- **Task details**
Every record that follows must be duplicated exactly, with images left out.

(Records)
::::::::

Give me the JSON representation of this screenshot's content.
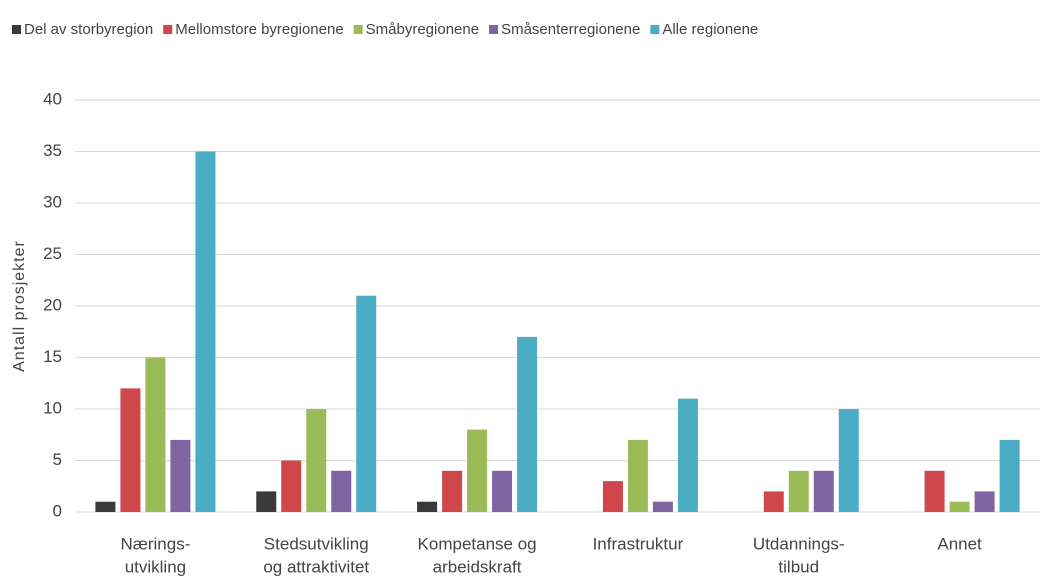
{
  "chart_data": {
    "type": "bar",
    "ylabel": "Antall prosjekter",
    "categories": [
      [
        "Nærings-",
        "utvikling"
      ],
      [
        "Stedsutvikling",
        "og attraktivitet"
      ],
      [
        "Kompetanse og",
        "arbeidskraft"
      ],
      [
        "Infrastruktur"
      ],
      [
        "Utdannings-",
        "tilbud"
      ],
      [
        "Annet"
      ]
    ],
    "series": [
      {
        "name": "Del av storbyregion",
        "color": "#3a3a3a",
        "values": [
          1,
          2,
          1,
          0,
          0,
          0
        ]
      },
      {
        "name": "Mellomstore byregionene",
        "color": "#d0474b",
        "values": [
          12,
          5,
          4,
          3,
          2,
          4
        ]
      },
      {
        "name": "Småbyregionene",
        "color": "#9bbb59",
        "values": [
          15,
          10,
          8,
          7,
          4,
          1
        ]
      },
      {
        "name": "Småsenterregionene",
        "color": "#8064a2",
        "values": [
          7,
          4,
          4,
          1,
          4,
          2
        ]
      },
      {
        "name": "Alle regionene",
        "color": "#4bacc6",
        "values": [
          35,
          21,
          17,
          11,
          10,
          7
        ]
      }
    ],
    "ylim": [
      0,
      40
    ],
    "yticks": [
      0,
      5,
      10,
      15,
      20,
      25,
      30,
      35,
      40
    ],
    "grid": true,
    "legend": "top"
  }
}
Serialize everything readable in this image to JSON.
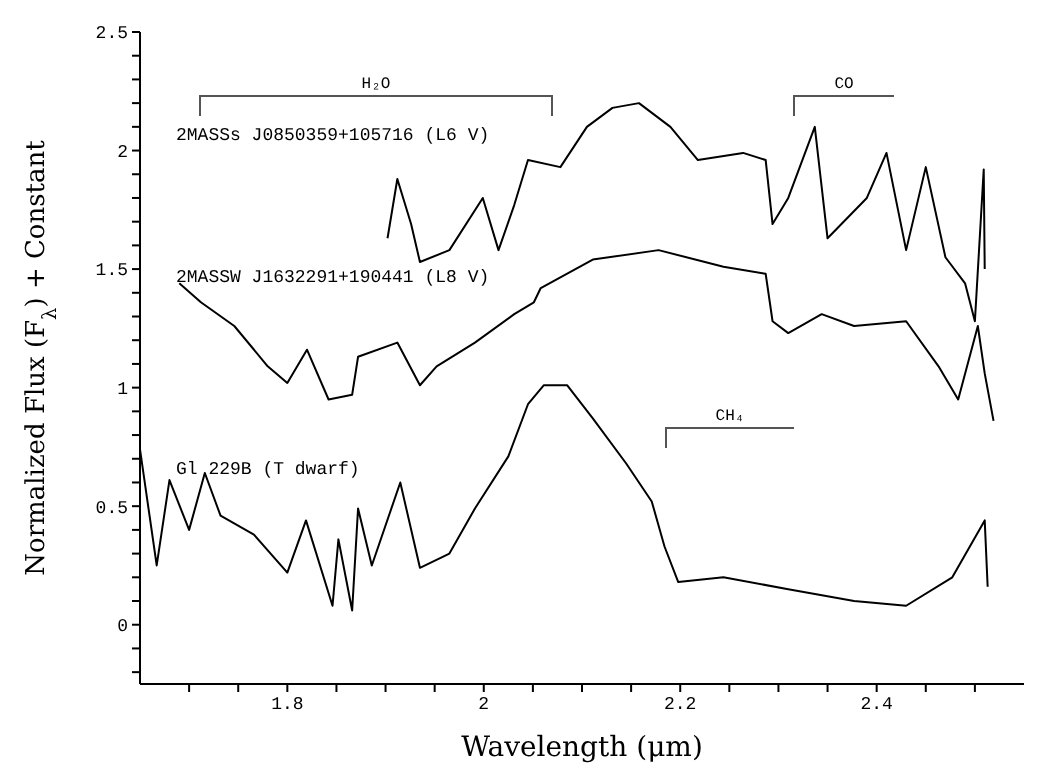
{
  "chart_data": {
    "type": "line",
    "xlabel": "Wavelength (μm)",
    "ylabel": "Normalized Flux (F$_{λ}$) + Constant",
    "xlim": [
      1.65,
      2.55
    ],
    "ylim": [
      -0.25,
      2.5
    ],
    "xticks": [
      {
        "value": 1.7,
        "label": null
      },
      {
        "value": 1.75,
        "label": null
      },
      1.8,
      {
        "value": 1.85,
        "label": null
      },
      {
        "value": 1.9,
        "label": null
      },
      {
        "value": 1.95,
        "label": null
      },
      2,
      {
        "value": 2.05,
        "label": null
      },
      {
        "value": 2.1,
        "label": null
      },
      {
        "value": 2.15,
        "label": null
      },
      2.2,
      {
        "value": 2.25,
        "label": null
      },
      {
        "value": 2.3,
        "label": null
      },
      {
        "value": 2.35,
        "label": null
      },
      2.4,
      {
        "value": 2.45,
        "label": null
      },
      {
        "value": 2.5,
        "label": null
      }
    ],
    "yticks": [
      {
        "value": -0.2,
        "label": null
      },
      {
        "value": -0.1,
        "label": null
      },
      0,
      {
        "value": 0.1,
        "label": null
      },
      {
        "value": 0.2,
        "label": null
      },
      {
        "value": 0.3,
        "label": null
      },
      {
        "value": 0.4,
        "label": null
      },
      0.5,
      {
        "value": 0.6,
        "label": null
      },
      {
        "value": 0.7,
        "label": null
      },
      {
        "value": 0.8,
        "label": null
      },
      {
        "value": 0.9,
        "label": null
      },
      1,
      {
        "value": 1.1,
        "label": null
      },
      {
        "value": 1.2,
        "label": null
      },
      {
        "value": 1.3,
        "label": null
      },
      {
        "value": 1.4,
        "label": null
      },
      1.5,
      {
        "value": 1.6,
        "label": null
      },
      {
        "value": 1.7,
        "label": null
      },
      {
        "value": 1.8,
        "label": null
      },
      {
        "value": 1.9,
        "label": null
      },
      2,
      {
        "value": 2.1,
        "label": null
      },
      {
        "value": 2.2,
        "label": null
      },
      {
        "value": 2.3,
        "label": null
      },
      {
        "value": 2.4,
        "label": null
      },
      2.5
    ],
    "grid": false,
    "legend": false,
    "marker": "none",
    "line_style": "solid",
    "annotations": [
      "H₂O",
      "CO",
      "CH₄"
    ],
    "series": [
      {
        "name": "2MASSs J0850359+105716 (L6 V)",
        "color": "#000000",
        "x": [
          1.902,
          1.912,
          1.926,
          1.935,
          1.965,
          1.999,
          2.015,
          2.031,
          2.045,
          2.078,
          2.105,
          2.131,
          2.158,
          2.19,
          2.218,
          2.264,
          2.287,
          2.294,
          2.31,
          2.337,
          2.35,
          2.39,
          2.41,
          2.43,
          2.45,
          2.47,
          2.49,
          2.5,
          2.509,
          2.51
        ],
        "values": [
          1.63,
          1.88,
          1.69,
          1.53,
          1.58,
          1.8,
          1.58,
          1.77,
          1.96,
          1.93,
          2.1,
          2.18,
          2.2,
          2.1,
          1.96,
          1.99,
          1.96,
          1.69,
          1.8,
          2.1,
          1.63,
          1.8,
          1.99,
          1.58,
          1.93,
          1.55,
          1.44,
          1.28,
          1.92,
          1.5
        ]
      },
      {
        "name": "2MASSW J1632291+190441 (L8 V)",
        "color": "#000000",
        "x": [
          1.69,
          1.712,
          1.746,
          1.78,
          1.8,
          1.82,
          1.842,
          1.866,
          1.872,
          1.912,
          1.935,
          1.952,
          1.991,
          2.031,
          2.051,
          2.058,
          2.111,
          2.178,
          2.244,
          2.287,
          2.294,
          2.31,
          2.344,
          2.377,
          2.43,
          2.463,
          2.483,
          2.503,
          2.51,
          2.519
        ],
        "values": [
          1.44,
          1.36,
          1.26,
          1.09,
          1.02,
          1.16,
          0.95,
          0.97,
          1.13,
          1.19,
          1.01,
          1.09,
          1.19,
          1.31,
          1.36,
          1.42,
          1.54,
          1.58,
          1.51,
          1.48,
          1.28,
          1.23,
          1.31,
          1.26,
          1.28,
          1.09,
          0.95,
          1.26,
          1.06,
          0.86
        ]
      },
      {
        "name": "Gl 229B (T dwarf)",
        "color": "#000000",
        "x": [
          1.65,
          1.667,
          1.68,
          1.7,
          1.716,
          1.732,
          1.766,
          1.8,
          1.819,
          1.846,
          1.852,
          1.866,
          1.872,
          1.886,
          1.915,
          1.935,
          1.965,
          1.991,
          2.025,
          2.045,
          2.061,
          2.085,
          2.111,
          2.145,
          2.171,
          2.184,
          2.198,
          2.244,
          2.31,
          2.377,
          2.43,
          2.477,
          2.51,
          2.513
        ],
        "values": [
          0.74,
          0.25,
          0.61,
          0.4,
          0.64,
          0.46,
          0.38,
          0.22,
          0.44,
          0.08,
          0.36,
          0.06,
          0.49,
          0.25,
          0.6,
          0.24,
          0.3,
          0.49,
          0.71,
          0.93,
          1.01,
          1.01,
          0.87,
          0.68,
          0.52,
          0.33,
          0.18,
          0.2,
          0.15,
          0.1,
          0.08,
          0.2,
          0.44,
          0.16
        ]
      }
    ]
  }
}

::::::::

- **Expected answer**
Give me the JSON representation of this screenshot's content.
{
  "chart_data": {
    "type": "bar",
    "ylabel": "Antall prosjekter",
    "categories": [
      [
        "Nærings-",
        "utvikling"
      ],
      [
        "Stedsutvikling",
        "og attraktivitet"
      ],
      [
        "Kompetanse og",
        "arbeidskraft"
      ],
      [
        "Infrastruktur"
      ],
      [
        "Utdannings-",
        "tilbud"
      ],
      [
        "Annet"
      ]
    ],
    "series": [
      {
        "name": "Del av storbyregion",
        "color": "#3a3a3a",
        "values": [
          1,
          2,
          1,
          0,
          0,
          0
        ]
      },
      {
        "name": "Mellomstore byregionene",
        "color": "#d0474b",
        "values": [
          12,
          5,
          4,
          3,
          2,
          4
        ]
      },
      {
        "name": "Småbyregionene",
        "color": "#9bbb59",
        "values": [
          15,
          10,
          8,
          7,
          4,
          1
        ]
      },
      {
        "name": "Småsenterregionene",
        "color": "#8064a2",
        "values": [
          7,
          4,
          4,
          1,
          4,
          2
        ]
      },
      {
        "name": "Alle regionene",
        "color": "#4bacc6",
        "values": [
          35,
          21,
          17,
          11,
          10,
          7
        ]
      }
    ],
    "ylim": [
      0,
      40
    ],
    "yticks": [
      0,
      5,
      10,
      15,
      20,
      25,
      30,
      35,
      40
    ],
    "grid": true,
    "legend": "top"
  }
}
Serialize everything readable in this image to JSON.
{
  "chart_data": {
    "type": "line",
    "xlabel": "Wavelength (μm)",
    "ylabel": "Normalized Flux (F$_{λ}$) + Constant",
    "xlim": [
      1.65,
      2.55
    ],
    "ylim": [
      -0.25,
      2.5
    ],
    "xticks": [
      {
        "value": 1.7,
        "label": null
      },
      {
        "value": 1.75,
        "label": null
      },
      1.8,
      {
        "value": 1.85,
        "label": null
      },
      {
        "value": 1.9,
        "label": null
      },
      {
        "value": 1.95,
        "label": null
      },
      2,
      {
        "value": 2.05,
        "label": null
      },
      {
        "value": 2.1,
        "label": null
      },
      {
        "value": 2.15,
        "label": null
      },
      2.2,
      {
        "value": 2.25,
        "label": null
      },
      {
        "value": 2.3,
        "label": null
      },
      {
        "value": 2.35,
        "label": null
      },
      2.4,
      {
        "value": 2.45,
        "label": null
      },
      {
        "value": 2.5,
        "label": null
      }
    ],
    "yticks": [
      {
        "value": -0.2,
        "label": null
      },
      {
        "value": -0.1,
        "label": null
      },
      0,
      {
        "value": 0.1,
        "label": null
      },
      {
        "value": 0.2,
        "label": null
      },
      {
        "value": 0.3,
        "label": null
      },
      {
        "value": 0.4,
        "label": null
      },
      0.5,
      {
        "value": 0.6,
        "label": null
      },
      {
        "value": 0.7,
        "label": null
      },
      {
        "value": 0.8,
        "label": null
      },
      {
        "value": 0.9,
        "label": null
      },
      1,
      {
        "value": 1.1,
        "label": null
      },
      {
        "value": 1.2,
        "label": null
      },
      {
        "value": 1.3,
        "label": null
      },
      {
        "value": 1.4,
        "label": null
      },
      1.5,
      {
        "value": 1.6,
        "label": null
      },
      {
        "value": 1.7,
        "label": null
      },
      {
        "value": 1.8,
        "label": null
      },
      {
        "value": 1.9,
        "label": null
      },
      2,
      {
        "value": 2.1,
        "label": null
      },
      {
        "value": 2.2,
        "label": null
      },
      {
        "value": 2.3,
        "label": null
      },
      {
        "value": 2.4,
        "label": null
      },
      2.5
    ],
    "grid": false,
    "legend": false,
    "marker": "none",
    "line_style": "solid",
    "annotations": [
      "H₂O",
      "CO",
      "CH₄"
    ],
    "series": [
      {
        "name": "2MASSs J0850359+105716 (L6 V)",
        "color": "#000000",
        "x": [
          1.902,
          1.912,
          1.926,
          1.935,
          1.965,
          1.999,
          2.015,
          2.031,
          2.045,
          2.078,
          2.105,
          2.131,
          2.158,
          2.19,
          2.218,
          2.264,
          2.287,
          2.294,
          2.31,
          2.337,
          2.35,
          2.39,
          2.41,
          2.43,
          2.45,
          2.47,
          2.49,
          2.5,
          2.509,
          2.51
        ],
        "values": [
          1.63,
          1.88,
          1.69,
          1.53,
          1.58,
          1.8,
          1.58,
          1.77,
          1.96,
          1.93,
          2.1,
          2.18,
          2.2,
          2.1,
          1.96,
          1.99,
          1.96,
          1.69,
          1.8,
          2.1,
          1.63,
          1.8,
          1.99,
          1.58,
          1.93,
          1.55,
          1.44,
          1.28,
          1.92,
          1.5
        ]
      },
      {
        "name": "2MASSW J1632291+190441 (L8 V)",
        "color": "#000000",
        "x": [
          1.69,
          1.712,
          1.746,
          1.78,
          1.8,
          1.82,
          1.842,
          1.866,
          1.872,
          1.912,
          1.935,
          1.952,
          1.991,
          2.031,
          2.051,
          2.058,
          2.111,
          2.178,
          2.244,
          2.287,
          2.294,
          2.31,
          2.344,
          2.377,
          2.43,
          2.463,
          2.483,
          2.503,
          2.51,
          2.519
        ],
        "values": [
          1.44,
          1.36,
          1.26,
          1.09,
          1.02,
          1.16,
          0.95,
          0.97,
          1.13,
          1.19,
          1.01,
          1.09,
          1.19,
          1.31,
          1.36,
          1.42,
          1.54,
          1.58,
          1.51,
          1.48,
          1.28,
          1.23,
          1.31,
          1.26,
          1.28,
          1.09,
          0.95,
          1.26,
          1.06,
          0.86
        ]
      },
      {
        "name": "Gl 229B (T dwarf)",
        "color": "#000000",
        "x": [
          1.65,
          1.667,
          1.68,
          1.7,
          1.716,
          1.732,
          1.766,
          1.8,
          1.819,
          1.846,
          1.852,
          1.866,
          1.872,
          1.886,
          1.915,
          1.935,
          1.965,
          1.991,
          2.025,
          2.045,
          2.061,
          2.085,
          2.111,
          2.145,
          2.171,
          2.184,
          2.198,
          2.244,
          2.31,
          2.377,
          2.43,
          2.477,
          2.51,
          2.513
        ],
        "values": [
          0.74,
          0.25,
          0.61,
          0.4,
          0.64,
          0.46,
          0.38,
          0.22,
          0.44,
          0.08,
          0.36,
          0.06,
          0.49,
          0.25,
          0.6,
          0.24,
          0.3,
          0.49,
          0.71,
          0.93,
          1.01,
          1.01,
          0.87,
          0.68,
          0.52,
          0.33,
          0.18,
          0.2,
          0.15,
          0.1,
          0.08,
          0.2,
          0.44,
          0.16
        ]
      }
    ]
  }
}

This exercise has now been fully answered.